## EXTRACTED DATA
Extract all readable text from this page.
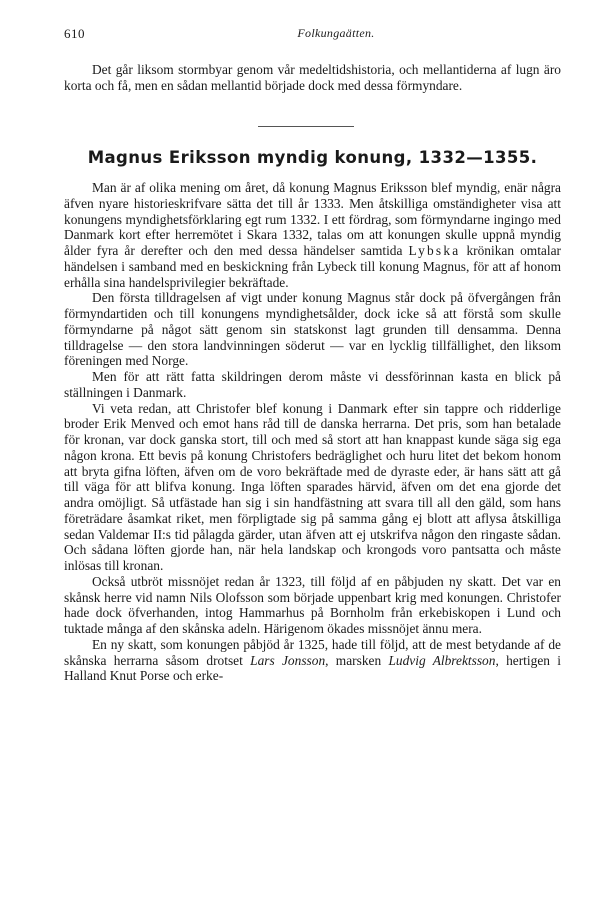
610	Folkungaätten.

Det går liksom stormbyar genom vår medeltidshistoria, och mellantiderna af lugn äro korta och få, men en sådan mellantid började dock med dessa förmyndare.

Magnus Eriksson myndig konung, 1332—1355.

Man är af olika mening om året, då konung Magnus Eriksson blef myndig, enär några äfven nyare historieskrifvare sätta det till år 1333. Men åtskilliga omständigheter visa att konungens myndighetsförklaring egt rum 1332. I ett fördrag, som förmyndarne ingingo med Danmark kort efter herremötet i Skara 1332, talas om att konungen skulle uppnå myndig ålder fyra år derefter och den med dessa händelser samtida Lybska krönikan omtalar händelsen i samband med en beskickning från Lybeck till konung Magnus, för att af honom erhålla sina handelsprivilegier bekräftade.

Den första tilldragelsen af vigt under konung Magnus står dock på öfvergången från förmyndartiden och till konungens myndighetsålder, dock icke så att förstå som skulle förmyndarne på något sätt genom sin statskonst lagt grunden till densamma. Denna tilldragelse — den stora landvinningen söderut — var en lycklig tillfällighet, den liksom föreningen med Norge.

Men för att rätt fatta skildringen derom måste vi dessförinnan kasta en blick på ställningen i Danmark.

Vi veta redan, att Christofer blef konung i Danmark efter sin tappre och ridderlige broder Erik Menved och emot hans råd till de danska herrarna. Det pris, som han betalade för kronan, var dock ganska stort, till och med så stort att han knappast kunde säga sig ega någon krona. Ett bevis på konung Christofers bedräglighet och huru litet det bekom honom att bryta gifna löften, äfven om de voro bekräftade med de dyraste eder, är hans sätt att gå till väga för att blifva konung. Inga löften sparades härvid, äfven om det ena gjorde det andra omöjligt. Så utfästade han sig i sin handfästning att svara till all den gäld, som hans företrädare åsamkat riket, men förpligtade sig på samma gång ej blott att aflysa åtskilliga sedan Valdemar II:s tid pålagda gärder, utan äfven att ej utskrifva någon den ringaste sådan. Och sådana löften gjorde han, när hela landskap och krongods voro pantsatta och måste inlösas till kronan.

Också utbröt missnöjet redan år 1323, till följd af en påbjuden ny skatt. Det var en skånsk herre vid namn Nils Olofsson som började uppenbart krig med konungen. Christofer hade dock öfverhanden, intog Hammarhus på Bornholm från erkebiskopen i Lund och tuktade många af den skånska adeln. Härigenom ökades missnöjet ännu mera.

En ny skatt, som konungen påbjöd år 1325, hade till följd, att de mest betydande af de skånska herrarna såsom drotset Lars Jonsson, marsken Ludvig Albrektsson, hertigen i Halland Knut Porse och erke-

## ASSIGNMENT
Retrieve every line above holding the word "Christofer".

## FINAL ANSWER
Vi veta redan, att Christofer blef konung i Danmark efter sin tappre och ridderlige broder Erik Menved och emot hans råd till de danska herrarna. Det pris, som han betalade för kronan, var dock ganska stort, till och med så stort att han knappast kunde säga sig ega någon krona. Ett bevis på konung Christofers bedräglighet och huru litet det bekom honom att bryta gifna löften, äfven om de voro bekräftade med de dyraste eder, är hans sätt att gå till väga för att blifva konung. Inga löften sparades härvid, äfven om det ena gjorde det andra omöjligt. Så utfästade han sig i sin handfästning att svara till all den gäld, som hans företrädare åsamkat riket, men förpligtade sig på samma gång ej blott att aflysa åtskilliga sedan Valdemar II:s tid pålagda gärder, utan äfven att ej utskrifva någon den ringaste sådan. Och sådana löften gjorde han, när hela landskap och krongods voro pantsatta och måste inlösas till kronan.
Också utbröt missnöjet redan år 1323, till följd af en påbjuden ny skatt. Det var en skånsk herre vid namn Nils Olofsson som började uppenbart krig med konungen. Christofer hade dock öfverhanden, intog Hammarhus på Bornholm från erkebiskopen i Lund och tuktade många af den skånska adeln. Härigenom ökades missnöjet ännu mera.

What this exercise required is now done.